START EXTRACTED MATERIAL

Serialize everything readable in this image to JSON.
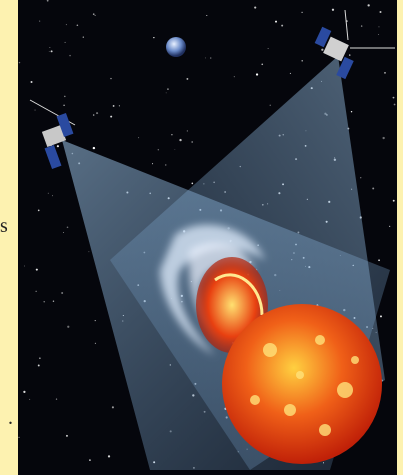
{
  "fragments": [
    "s",
    "."
  ]
}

END EXTRACTED MATERIAL

All of the data above should be quoted exactly, except for the pictures.

# THE RESPONSE
Serialize everything readable in this image to JSON.
{
  "fragments": [
    "s",
    "."
  ]
}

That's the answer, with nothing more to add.